Exercise details: Repeat the full listing below verbatim and keep the images out.

Records for processing:
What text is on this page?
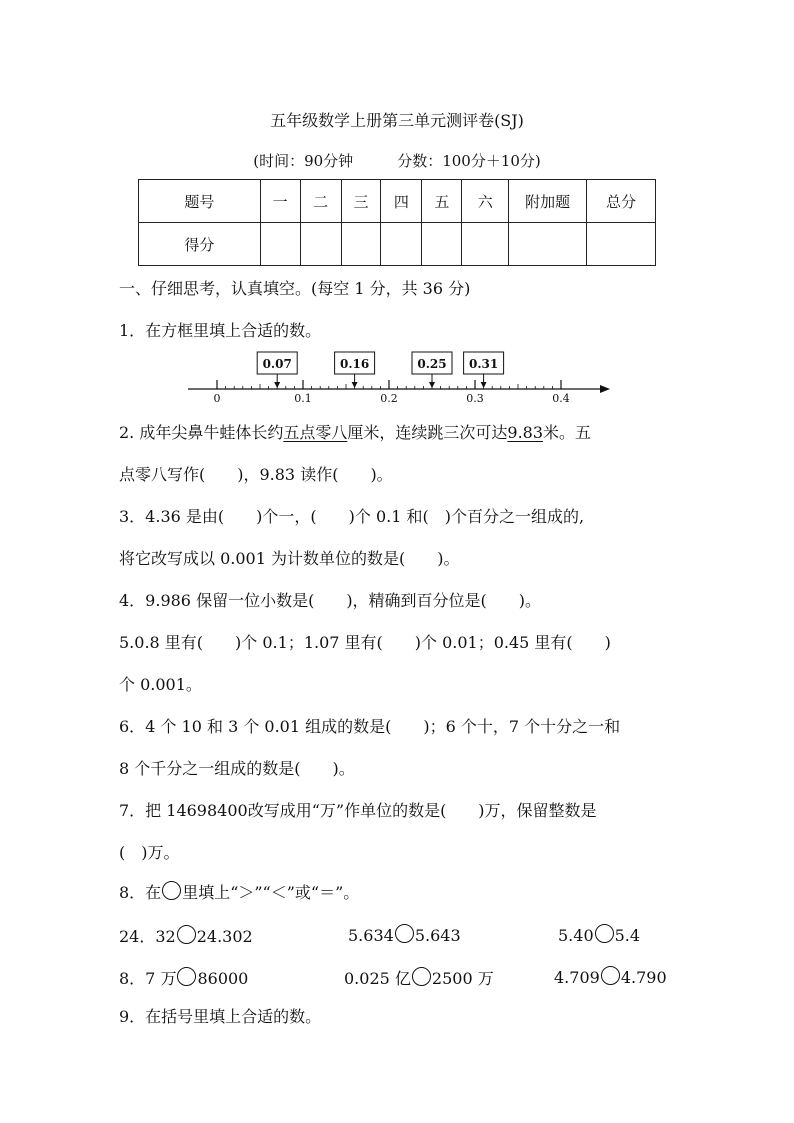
五年级数学上册第三单元测评卷(SJ)
(时间：90分钟	分数：100分＋10分)
题号	一	二	三	四	五	六	附加题	总分
得分								
一、仔细思考，认真填空。(每空 1 分，共 36 分)
1．在方框里填上合适的数。
0	0.1	0.2	0.3	0.4
0.07	0.16	0.25 0.31
2. 成年尖鼻牛蛙体长约五点零八厘米，连续跳三次可达9.83米。五
点零八写作(　　)，9.83 读作(　　)。
3．4.36 是由(　　)个一，(　　)个 0.1 和(　)个百分之一组成的,
将它改写成以 0.001 为计数单位的数是(　　)。
4．9.986 保留一位小数是(　　)，精确到百分位是(　　)。
5.0.8 里有(　　)个 0.1；1.07 里有(　　)个 0.01；0.45 里有(　　)
个 0.001。
6．4 个 10 和 3 个 0.01 组成的数是(　　)；6 个十，7 个十分之一和
8 个千分之一组成的数是(　　)。
7．把 14698400改写成用“万”作单位的数是(　　)万，保留整数是
(　)万。
8．在 里填上“＞”“＜”或“＝”。
24．32 24.302	5.634 5.643	5.40 5.4
8．7 万 86000	0.025 亿 2500 万	4.709 4.790
9．在括号里填上合适的数。
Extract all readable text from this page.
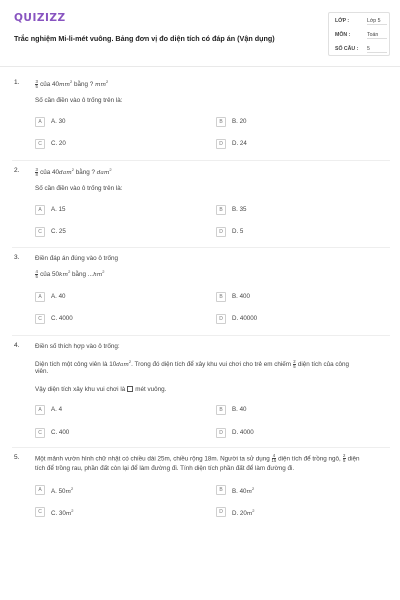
QUIZIZZ
Trắc nghiệm Mi-li-mét vuông. Bảng đơn vị đo diện tích có đáp án (Vận dụng)
LỚP :	Lớp 5
MÔN :	Toán
SỐ CÂU : 5
1.	$\frac{3}{5}$ của $40mm^2$ bằng ? $mm^2$
Số cần điền vào ô trống trên là:
A	A. 30	B	B. 20
C	C. 20	D	D. 24
2.	$\frac{3}{8}$ của 40dam$^2$ bằng ? dam$^2$
Số cần điền vào ô trống trên là:
A	A. 15	B	B. 35
C	C. 25	D	D. 5
3. Điền đáp án đúng vào ô trống
$\frac{4}{5}$ của $50km^2$ bằng $...hm^2$
A	A. 40	B	B. 400
C	C. 4000	D	D. 40000
4. Điền số thích hợp vào ô trống:
Diện tích một công viên là 10dam$^2$. Trong đó diện tích để xây khu vui chơi cho trẻ em chiếm $\frac{2}{5}$ diện tích của công
viên.
Vậy diện tích xây khu vui chơi là mét vuông.
A	A. 4	B	B. 40
C	C. 400	D	D. 4000
5. Một mảnh vườn hình chữ nhật có chiều dài 25m, chiều rộng 18m. Người ta sử dụng $\frac{4}{15}$ diện tích để trồng ngô, $\frac{2}{5}$ diện
tích để trồng rau, phần đất còn lại để làm đường đi. Tính diện tích phần đất để làm đường đi.
A	A. $50m^2$	B	B. $40m^2$
C	C. $30m^2$	D	D. $20m^2$
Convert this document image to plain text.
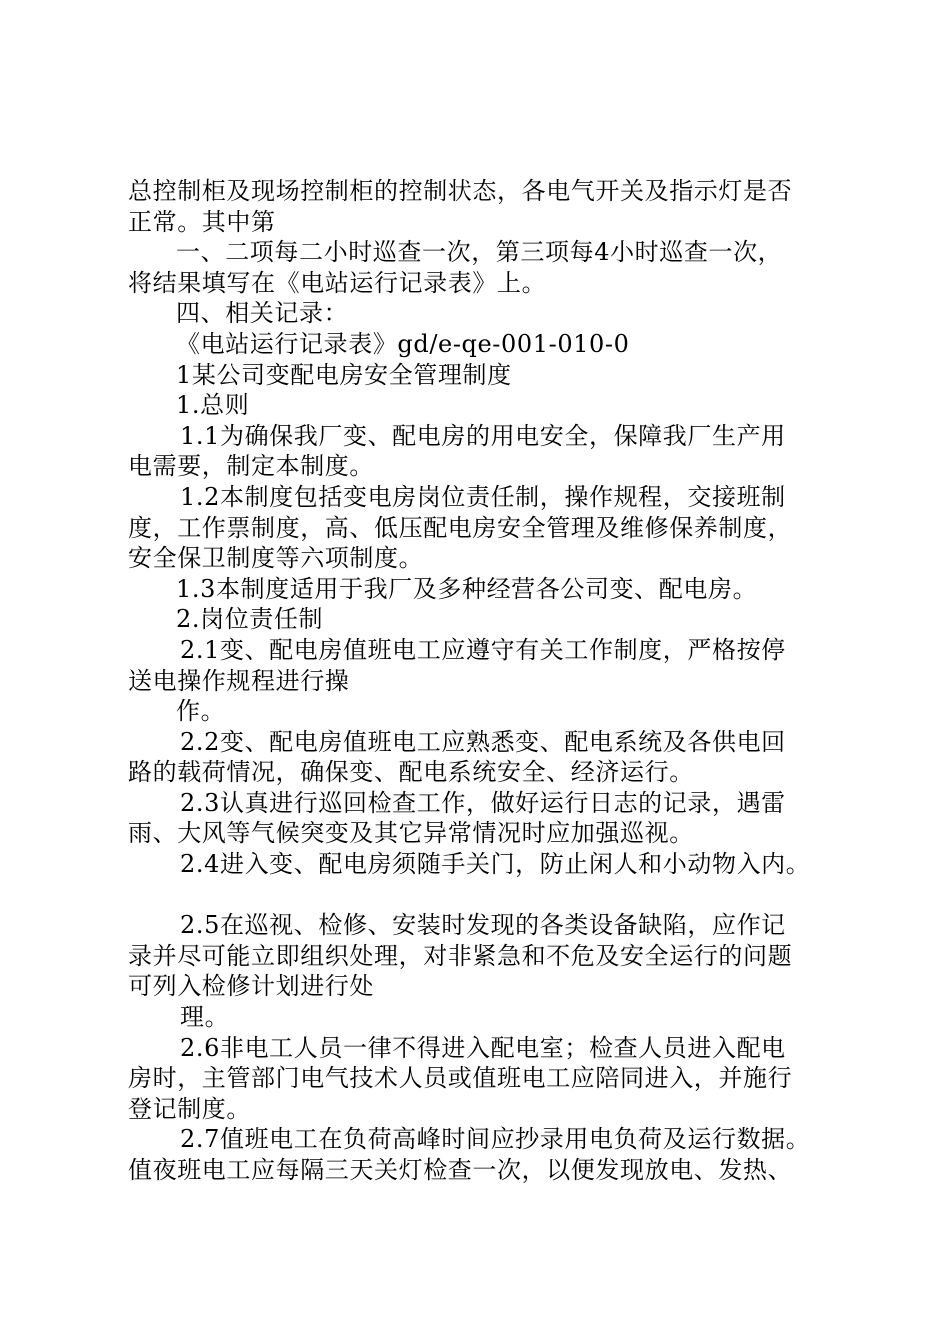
总控制柜及现场控制柜的控制状态，各电气开关及指示灯是否
正常。其中第
一、二项每二小时巡查一次，第三项每4小时巡查一次，
将结果填写在《电站运行记录表》上。
四、相关记录：
《电站运行记录表》gd/e-qe-001-010-0
1某公司变配电房安全管理制度
1.总则
1.1为确保我厂变、配电房的用电安全，保障我厂生产用
电需要，制定本制度。
1.2本制度包括变电房岗位责任制，操作规程，交接班制
度，工作票制度，高、低压配电房安全管理及维修保养制度，
安全保卫制度等六项制度。
1.3本制度适用于我厂及多种经营各公司变、配电房。
2.岗位责任制
2.1变、配电房值班电工应遵守有关工作制度，严格按停
送电操作规程进行操
作。
2.2变、配电房值班电工应熟悉变、配电系统及各供电回
路的载荷情况，确保变、配电系统安全、经济运行。
2.3认真进行巡回检查工作，做好运行日志的记录，遇雷
雨、大风等气候突变及其它异常情况时应加强巡视。
2.4进入变、配电房须随手关门，防止闲人和小动物入内。
2.5在巡视、检修、安装时发现的各类设备缺陷，应作记
录并尽可能立即组织处理，对非紧急和不危及安全运行的问题
可列入检修计划进行处
理。
2.6非电工人员一律不得进入配电室；检查人员进入配电
房时，主管部门电气技术人员或值班电工应陪同进入，并施行
登记制度。
2.7值班电工在负荷高峰时间应抄录用电负荷及运行数据。
值夜班电工应每隔三天关灯检查一次，以便发现放电、发热、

Final answer:
What text is on this page?
五年级数学上册第三单元测评卷(SJ)
(时间：90分钟	分数：100分＋10分)
题号	一	二	三	四	五	六	附加题	总分
得分								
一、仔细思考，认真填空。(每空 1 分，共 36 分)
1．在方框里填上合适的数。
0	0.1	0.2	0.3	0.4
0.07	0.16	0.25 0.31
2. 成年尖鼻牛蛙体长约五点零八厘米，连续跳三次可达9.83米。五
点零八写作(　　)，9.83 读作(　　)。
3．4.36 是由(　　)个一，(　　)个 0.1 和(　)个百分之一组成的,
将它改写成以 0.001 为计数单位的数是(　　)。
4．9.986 保留一位小数是(　　)，精确到百分位是(　　)。
5.0.8 里有(　　)个 0.1；1.07 里有(　　)个 0.01；0.45 里有(　　)
个 0.001。
6．4 个 10 和 3 个 0.01 组成的数是(　　)；6 个十，7 个十分之一和
8 个千分之一组成的数是(　　)。
7．把 14698400改写成用“万”作单位的数是(　　)万，保留整数是
(　)万。
8．在 里填上“＞”“＜”或“＝”。
24．32 24.302	5.634 5.643	5.40 5.4
8．7 万 86000	0.025 亿 2500 万	4.709 4.790
9．在括号里填上合适的数。
Extract all readable text from this page.
QUIZIZZ
Trắc nghiệm Mi-li-mét vuông. Bảng đơn vị đo diện tích có đáp án (Vận dụng)
LỚP :	Lớp 5
MÔN :	Toán
SỐ CÂU : 5
1.	$\frac{3}{5}$ của $40mm^2$ bằng ? $mm^2$
Số cần điền vào ô trống trên là:
A	A. 30	B	B. 20
C	C. 20	D	D. 24
2.	$\frac{3}{8}$ của 40dam$^2$ bằng ? dam$^2$
Số cần điền vào ô trống trên là:
A	A. 15	B	B. 35
C	C. 25	D	D. 5
3. Điền đáp án đúng vào ô trống
$\frac{4}{5}$ của $50km^2$ bằng $...hm^2$
A	A. 40	B	B. 400
C	C. 4000	D	D. 40000
4. Điền số thích hợp vào ô trống:
Diện tích một công viên là 10dam$^2$. Trong đó diện tích để xây khu vui chơi cho trẻ em chiếm $\frac{2}{5}$ diện tích của công
viên.
Vậy diện tích xây khu vui chơi là mét vuông.
A	A. 4	B	B. 40
C	C. 400	D	D. 4000
5. Một mảnh vườn hình chữ nhật có chiều dài 25m, chiều rộng 18m. Người ta sử dụng $\frac{4}{15}$ diện tích để trồng ngô, $\frac{2}{5}$ diện
tích để trồng rau, phần đất còn lại để làm đường đi. Tính diện tích phần đất để làm đường đi.
A	A. $50m^2$	B	B. $40m^2$
C	C. $30m^2$	D	D. $20m^2$
Convert this document image to plain text.
总控制柜及现场控制柜的控制状态，各电气开关及指示灯是否
正常。其中第
一、二项每二小时巡查一次，第三项每4小时巡查一次，
将结果填写在《电站运行记录表》上。
四、相关记录：
《电站运行记录表》gd/e-qe-001-010-0
1某公司变配电房安全管理制度
1.总则
1.1为确保我厂变、配电房的用电安全，保障我厂生产用
电需要，制定本制度。
1.2本制度包括变电房岗位责任制，操作规程，交接班制
度，工作票制度，高、低压配电房安全管理及维修保养制度，
安全保卫制度等六项制度。
1.3本制度适用于我厂及多种经营各公司变、配电房。
2.岗位责任制
2.1变、配电房值班电工应遵守有关工作制度，严格按停
送电操作规程进行操
作。
2.2变、配电房值班电工应熟悉变、配电系统及各供电回
路的载荷情况，确保变、配电系统安全、经济运行。
2.3认真进行巡回检查工作，做好运行日志的记录，遇雷
雨、大风等气候突变及其它异常情况时应加强巡视。
2.4进入变、配电房须随手关门，防止闲人和小动物入内。
2.5在巡视、检修、安装时发现的各类设备缺陷，应作记
录并尽可能立即组织处理，对非紧急和不危及安全运行的问题
可列入检修计划进行处
理。
2.6非电工人员一律不得进入配电室；检查人员进入配电
房时，主管部门电气技术人员或值班电工应陪同进入，并施行
登记制度。
2.7值班电工在负荷高峰时间应抄录用电负荷及运行数据。
值夜班电工应每隔三天关灯检查一次，以便发现放电、发热、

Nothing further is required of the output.